> _RECORDS FOR THIS TASK_
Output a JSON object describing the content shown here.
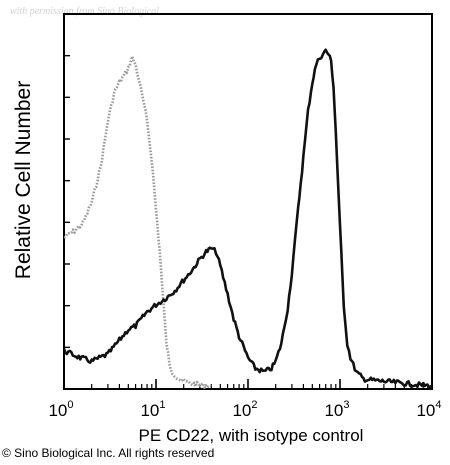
{
  "watermark": "with permission from Sino Biological",
  "copyright": "© Sino Biological Inc. All rights reserved",
  "chart_data": {
    "type": "line",
    "title": "",
    "xlabel": "PE CD22, with isotype control",
    "ylabel": "Relative Cell Number",
    "xscale": "log",
    "xlim": [
      1,
      10000
    ],
    "ylim": [
      0,
      100
    ],
    "grid": false,
    "legend": "none",
    "x_ticks": [
      {
        "base": "10",
        "exp": "0",
        "value": 1
      },
      {
        "base": "10",
        "exp": "1",
        "value": 10
      },
      {
        "base": "10",
        "exp": "2",
        "value": 100
      },
      {
        "base": "10",
        "exp": "3",
        "value": 1000
      },
      {
        "base": "10",
        "exp": "4",
        "value": 10000
      }
    ],
    "series": [
      {
        "style": "dotted-gray",
        "color": "#9a9a9a",
        "x": [
          1,
          1.3,
          1.6,
          2,
          2.5,
          3,
          3.5,
          4,
          4.5,
          5,
          5.5,
          6,
          7,
          8,
          9,
          10,
          11,
          12,
          13,
          14,
          15,
          17,
          19,
          22,
          25,
          30,
          40
        ],
        "y": [
          42,
          44,
          46,
          52,
          62,
          75,
          83,
          86,
          88,
          90,
          93,
          91,
          83,
          75,
          64,
          50,
          38,
          24,
          12,
          6,
          4,
          2.5,
          1.5,
          1,
          0.6,
          0.3,
          0
        ]
      },
      {
        "style": "solid-black",
        "color": "#111111",
        "x": [
          1,
          1.5,
          2,
          3,
          4,
          5,
          6,
          8,
          10,
          13,
          16,
          20,
          25,
          30,
          35,
          40,
          45,
          50,
          60,
          70,
          80,
          100,
          120,
          150,
          180,
          200,
          230,
          270,
          300,
          350,
          400,
          450,
          500,
          550,
          600,
          650,
          700,
          750,
          800,
          850,
          900,
          1000,
          1100,
          1200,
          1300,
          1500,
          1800,
          2500,
          4000,
          6000,
          10000
        ],
        "y": [
          10,
          8,
          7,
          9,
          13,
          16,
          17,
          21,
          23,
          25,
          27,
          30,
          33,
          36,
          38,
          39,
          38,
          34,
          26,
          19,
          14,
          8,
          5,
          4,
          5,
          7,
          12,
          22,
          32,
          50,
          65,
          78,
          86,
          91,
          93,
          94,
          95,
          94,
          92,
          85,
          72,
          45,
          23,
          12,
          8,
          4,
          2,
          1.5,
          1,
          0.5,
          0
        ]
      }
    ]
  }
}
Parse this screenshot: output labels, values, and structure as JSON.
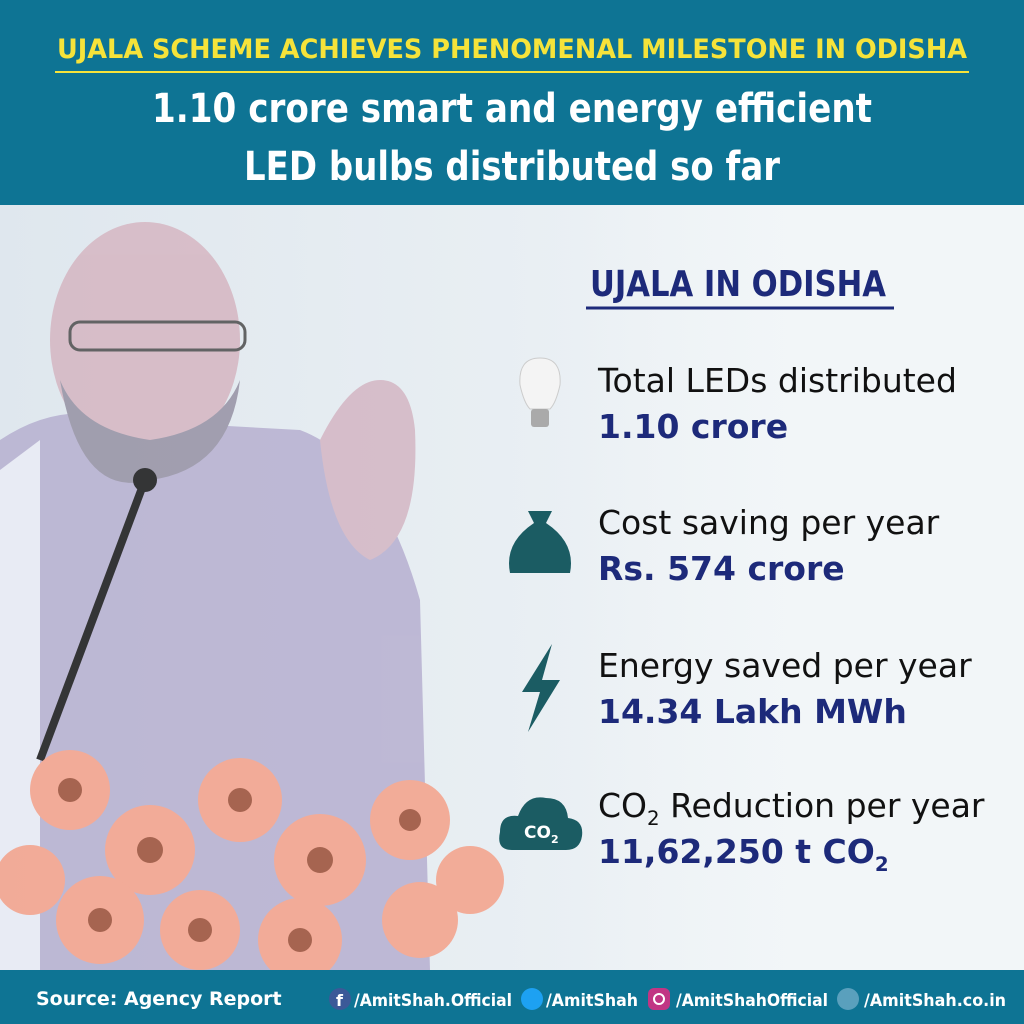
{
  "header": {
    "title": "UJALA SCHEME ACHIEVES PHENOMENAL MILESTONE IN ODISHA",
    "subtitle_lines": [
      "1.10 crore smart and energy efficient",
      "LED bulbs distributed so far"
    ]
  },
  "panel": {
    "heading": "UJALA IN ODISHA",
    "items": [
      {
        "icon": "bulb",
        "label": [
          "Total LEDs distributed"
        ],
        "value": [
          "1.10 crore"
        ]
      },
      {
        "icon": "bag",
        "label": [
          "Cost saving per year"
        ],
        "value": [
          "Rs. 574 crore"
        ]
      },
      {
        "icon": "bolt",
        "label": [
          "Energy saved per year"
        ],
        "value": [
          "14.34 Lakh MWh"
        ]
      },
      {
        "icon": "cloud",
        "icon_text": [
          "CO",
          "2"
        ],
        "label": [
          "CO",
          "2",
          " Reduction per year"
        ],
        "value": [
          "11,62,250 t CO",
          "2"
        ]
      }
    ]
  },
  "footer": {
    "source": "Source: Agency Report",
    "links": [
      "/AmitShah.Official",
      "/AmitShah",
      "/AmitShahOfficial",
      "/AmitShah.co.in"
    ]
  }
}
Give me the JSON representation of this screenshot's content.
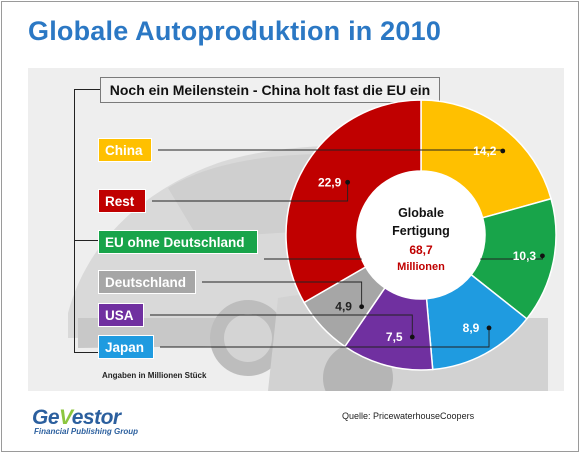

> _TASK TO CARRY OUT_
Every entry must be written out exactly, with all pictures left out.

> _RESPONSE TO THIS EXERCISE_
Output a JSON object describing the content shown here.
{
  "watermark": "with permission from Sino Biological",
  "copyright": "© Sino Biological Inc. All rights reserved",
  "chart_data": {
    "type": "line",
    "title": "",
    "xlabel": "PE CD22, with isotype control",
    "ylabel": "Relative Cell Number",
    "xscale": "log",
    "xlim": [
      1,
      10000
    ],
    "ylim": [
      0,
      100
    ],
    "grid": false,
    "legend": "none",
    "x_ticks": [
      {
        "base": "10",
        "exp": "0",
        "value": 1
      },
      {
        "base": "10",
        "exp": "1",
        "value": 10
      },
      {
        "base": "10",
        "exp": "2",
        "value": 100
      },
      {
        "base": "10",
        "exp": "3",
        "value": 1000
      },
      {
        "base": "10",
        "exp": "4",
        "value": 10000
      }
    ],
    "series": [
      {
        "style": "dotted-gray",
        "color": "#9a9a9a",
        "x": [
          1,
          1.3,
          1.6,
          2,
          2.5,
          3,
          3.5,
          4,
          4.5,
          5,
          5.5,
          6,
          7,
          8,
          9,
          10,
          11,
          12,
          13,
          14,
          15,
          17,
          19,
          22,
          25,
          30,
          40
        ],
        "y": [
          42,
          44,
          46,
          52,
          62,
          75,
          83,
          86,
          88,
          90,
          93,
          91,
          83,
          75,
          64,
          50,
          38,
          24,
          12,
          6,
          4,
          2.5,
          1.5,
          1,
          0.6,
          0.3,
          0
        ]
      },
      {
        "style": "solid-black",
        "color": "#111111",
        "x": [
          1,
          1.5,
          2,
          3,
          4,
          5,
          6,
          8,
          10,
          13,
          16,
          20,
          25,
          30,
          35,
          40,
          45,
          50,
          60,
          70,
          80,
          100,
          120,
          150,
          180,
          200,
          230,
          270,
          300,
          350,
          400,
          450,
          500,
          550,
          600,
          650,
          700,
          750,
          800,
          850,
          900,
          1000,
          1100,
          1200,
          1300,
          1500,
          1800,
          2500,
          4000,
          6000,
          10000
        ],
        "y": [
          10,
          8,
          7,
          9,
          13,
          16,
          17,
          21,
          23,
          25,
          27,
          30,
          33,
          36,
          38,
          39,
          38,
          34,
          26,
          19,
          14,
          8,
          5,
          4,
          5,
          7,
          12,
          22,
          32,
          50,
          65,
          78,
          86,
          91,
          93,
          94,
          95,
          94,
          92,
          85,
          72,
          45,
          23,
          12,
          8,
          4,
          2,
          1.5,
          1,
          0.5,
          0
        ]
      }
    ]
  }
}
Parse this screenshot: output labels, values, and structure as JSON.
{
  "header": {
    "title": "UJALA SCHEME ACHIEVES PHENOMENAL MILESTONE IN ODISHA",
    "subtitle_lines": [
      "1.10 crore smart and energy efficient",
      "LED bulbs distributed so far"
    ]
  },
  "panel": {
    "heading": "UJALA IN ODISHA",
    "items": [
      {
        "icon": "bulb",
        "label": [
          "Total LEDs distributed"
        ],
        "value": [
          "1.10 crore"
        ]
      },
      {
        "icon": "bag",
        "label": [
          "Cost saving per year"
        ],
        "value": [
          "Rs. 574 crore"
        ]
      },
      {
        "icon": "bolt",
        "label": [
          "Energy saved per year"
        ],
        "value": [
          "14.34 Lakh MWh"
        ]
      },
      {
        "icon": "cloud",
        "icon_text": [
          "CO",
          "2"
        ],
        "label": [
          "CO",
          "2",
          " Reduction per year"
        ],
        "value": [
          "11,62,250 t CO",
          "2"
        ]
      }
    ]
  },
  "footer": {
    "source": "Source: Agency Report",
    "links": [
      "/AmitShah.Official",
      "/AmitShah",
      "/AmitShahOfficial",
      "/AmitShah.co.in"
    ]
  }
}
Give me the JSON representation of this screenshot's content.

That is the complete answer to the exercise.